The request. Below is a block of records: output all of them exactly and leave out the pictures.

## BEGIN

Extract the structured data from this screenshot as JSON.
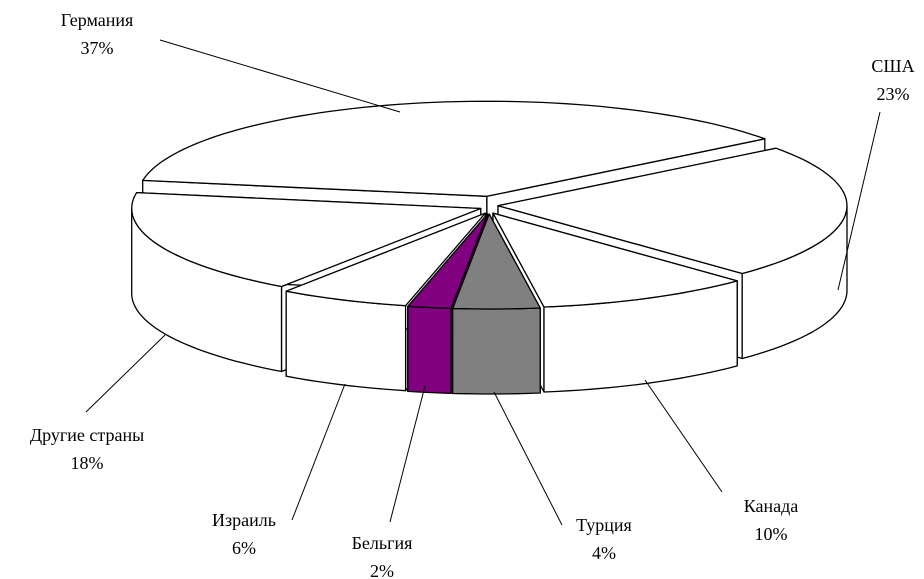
{
  "chart_data": {
    "type": "pie",
    "categories": [
      "Германия",
      "США",
      "Канада",
      "Турция",
      "Бельгия",
      "Израиль",
      "Другие страны"
    ],
    "values": [
      37,
      23,
      10,
      4,
      2,
      6,
      18
    ],
    "value_labels": [
      "37%",
      "23%",
      "10%",
      "4%",
      "2%",
      "6%",
      "18%"
    ],
    "colors": [
      "#ffffff",
      "#ffffff",
      "#ffffff",
      "#808080",
      "#800080",
      "#ffffff",
      "#ffffff"
    ]
  }
}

## END

Response to this task.
Extract the structured data from this screenshot as JSON.
{
  "chart_data": {
    "type": "pie",
    "categories": [
      "Германия",
      "США",
      "Канада",
      "Турция",
      "Бельгия",
      "Израиль",
      "Другие страны"
    ],
    "values": [
      37,
      23,
      10,
      4,
      2,
      6,
      18
    ],
    "value_labels": [
      "37%",
      "23%",
      "10%",
      "4%",
      "2%",
      "6%",
      "18%"
    ],
    "colors": [
      "#ffffff",
      "#ffffff",
      "#ffffff",
      "#808080",
      "#800080",
      "#ffffff",
      "#ffffff"
    ]
  }
}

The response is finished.